> **WHAT NEEDS TO BE DONE**: Where a line holds "Output", copy it.

> **DATA ENTRIES**:
#####

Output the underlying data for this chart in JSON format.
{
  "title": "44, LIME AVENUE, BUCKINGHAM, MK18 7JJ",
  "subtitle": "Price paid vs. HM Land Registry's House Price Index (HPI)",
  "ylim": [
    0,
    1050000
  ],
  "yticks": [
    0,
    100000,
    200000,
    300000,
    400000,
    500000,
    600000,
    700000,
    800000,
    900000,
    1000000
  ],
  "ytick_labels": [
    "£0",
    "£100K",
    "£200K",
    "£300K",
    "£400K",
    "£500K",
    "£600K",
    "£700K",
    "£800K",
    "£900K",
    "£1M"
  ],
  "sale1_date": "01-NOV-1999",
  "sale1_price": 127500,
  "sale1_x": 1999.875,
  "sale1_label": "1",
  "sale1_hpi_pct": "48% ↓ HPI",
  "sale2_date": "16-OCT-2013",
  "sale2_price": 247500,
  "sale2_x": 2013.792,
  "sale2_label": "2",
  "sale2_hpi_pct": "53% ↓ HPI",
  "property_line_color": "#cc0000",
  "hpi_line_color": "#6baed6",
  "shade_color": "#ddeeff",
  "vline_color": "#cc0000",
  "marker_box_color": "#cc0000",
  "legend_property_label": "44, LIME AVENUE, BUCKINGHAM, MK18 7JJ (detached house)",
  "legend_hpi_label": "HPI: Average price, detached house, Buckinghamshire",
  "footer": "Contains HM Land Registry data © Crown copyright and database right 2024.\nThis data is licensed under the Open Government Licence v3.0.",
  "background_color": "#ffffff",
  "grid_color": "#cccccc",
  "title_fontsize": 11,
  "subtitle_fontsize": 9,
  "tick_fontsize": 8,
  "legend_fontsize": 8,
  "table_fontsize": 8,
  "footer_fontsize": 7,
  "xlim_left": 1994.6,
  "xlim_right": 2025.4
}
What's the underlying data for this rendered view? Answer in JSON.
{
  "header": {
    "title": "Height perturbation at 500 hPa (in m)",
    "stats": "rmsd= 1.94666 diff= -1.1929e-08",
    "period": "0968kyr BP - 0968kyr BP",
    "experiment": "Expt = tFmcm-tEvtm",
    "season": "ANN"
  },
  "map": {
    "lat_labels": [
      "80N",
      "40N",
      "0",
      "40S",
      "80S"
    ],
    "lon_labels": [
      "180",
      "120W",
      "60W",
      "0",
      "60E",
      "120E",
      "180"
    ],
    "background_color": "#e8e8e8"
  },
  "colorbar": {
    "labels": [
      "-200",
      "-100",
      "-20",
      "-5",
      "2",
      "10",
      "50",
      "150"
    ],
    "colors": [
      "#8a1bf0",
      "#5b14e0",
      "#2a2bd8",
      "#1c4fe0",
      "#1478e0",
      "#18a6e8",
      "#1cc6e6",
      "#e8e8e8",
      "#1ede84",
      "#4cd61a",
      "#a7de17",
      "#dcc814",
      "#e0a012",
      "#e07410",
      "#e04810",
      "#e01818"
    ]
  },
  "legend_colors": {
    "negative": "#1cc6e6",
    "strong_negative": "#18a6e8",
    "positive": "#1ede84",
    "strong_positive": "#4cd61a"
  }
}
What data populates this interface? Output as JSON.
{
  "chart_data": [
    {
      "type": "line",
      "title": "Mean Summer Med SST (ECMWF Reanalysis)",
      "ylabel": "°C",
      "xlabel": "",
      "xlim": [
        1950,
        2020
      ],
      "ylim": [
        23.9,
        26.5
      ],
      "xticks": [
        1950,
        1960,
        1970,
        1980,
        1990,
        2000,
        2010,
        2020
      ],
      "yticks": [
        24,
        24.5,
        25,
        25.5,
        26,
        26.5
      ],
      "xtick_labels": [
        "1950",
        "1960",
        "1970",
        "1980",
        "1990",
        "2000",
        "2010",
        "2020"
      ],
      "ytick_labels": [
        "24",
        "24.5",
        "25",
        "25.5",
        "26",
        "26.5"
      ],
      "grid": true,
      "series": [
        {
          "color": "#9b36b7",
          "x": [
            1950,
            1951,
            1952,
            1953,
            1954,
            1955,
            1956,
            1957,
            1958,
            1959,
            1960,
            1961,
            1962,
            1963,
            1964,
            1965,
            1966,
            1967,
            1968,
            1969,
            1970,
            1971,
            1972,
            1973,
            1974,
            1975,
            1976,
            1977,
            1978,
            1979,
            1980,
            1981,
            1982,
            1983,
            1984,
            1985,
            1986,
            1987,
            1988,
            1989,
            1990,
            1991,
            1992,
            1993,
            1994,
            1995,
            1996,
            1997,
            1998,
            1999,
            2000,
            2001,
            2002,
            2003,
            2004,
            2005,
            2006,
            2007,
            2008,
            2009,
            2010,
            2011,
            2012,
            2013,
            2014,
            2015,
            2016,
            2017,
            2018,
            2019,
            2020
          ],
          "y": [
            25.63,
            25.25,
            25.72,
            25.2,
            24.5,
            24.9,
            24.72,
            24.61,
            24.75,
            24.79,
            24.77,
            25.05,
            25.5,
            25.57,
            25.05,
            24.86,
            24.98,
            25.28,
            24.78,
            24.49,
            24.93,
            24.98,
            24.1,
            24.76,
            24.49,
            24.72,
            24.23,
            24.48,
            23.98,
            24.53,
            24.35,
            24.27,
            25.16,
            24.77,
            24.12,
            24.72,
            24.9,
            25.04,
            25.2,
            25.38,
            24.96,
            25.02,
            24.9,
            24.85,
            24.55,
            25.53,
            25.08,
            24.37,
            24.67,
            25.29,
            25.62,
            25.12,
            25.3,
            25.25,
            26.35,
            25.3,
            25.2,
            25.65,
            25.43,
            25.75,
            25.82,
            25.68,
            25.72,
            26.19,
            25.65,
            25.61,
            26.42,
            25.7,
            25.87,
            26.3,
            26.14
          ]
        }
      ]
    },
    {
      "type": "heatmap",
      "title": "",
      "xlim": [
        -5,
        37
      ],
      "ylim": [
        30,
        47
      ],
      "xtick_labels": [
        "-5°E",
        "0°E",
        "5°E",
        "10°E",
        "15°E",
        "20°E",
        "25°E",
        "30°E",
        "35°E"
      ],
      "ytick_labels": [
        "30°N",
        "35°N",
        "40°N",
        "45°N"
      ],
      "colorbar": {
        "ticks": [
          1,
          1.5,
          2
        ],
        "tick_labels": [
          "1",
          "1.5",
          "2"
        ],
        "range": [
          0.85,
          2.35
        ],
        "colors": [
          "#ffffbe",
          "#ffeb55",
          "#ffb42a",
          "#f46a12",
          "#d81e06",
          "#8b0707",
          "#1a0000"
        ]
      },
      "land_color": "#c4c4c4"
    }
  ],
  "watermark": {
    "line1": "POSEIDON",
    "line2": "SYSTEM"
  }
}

#####

> **WRITTEN RESPONSE**:
Output the underlying data for this chart in JSON format.
What data populates this interface? Output as JSON.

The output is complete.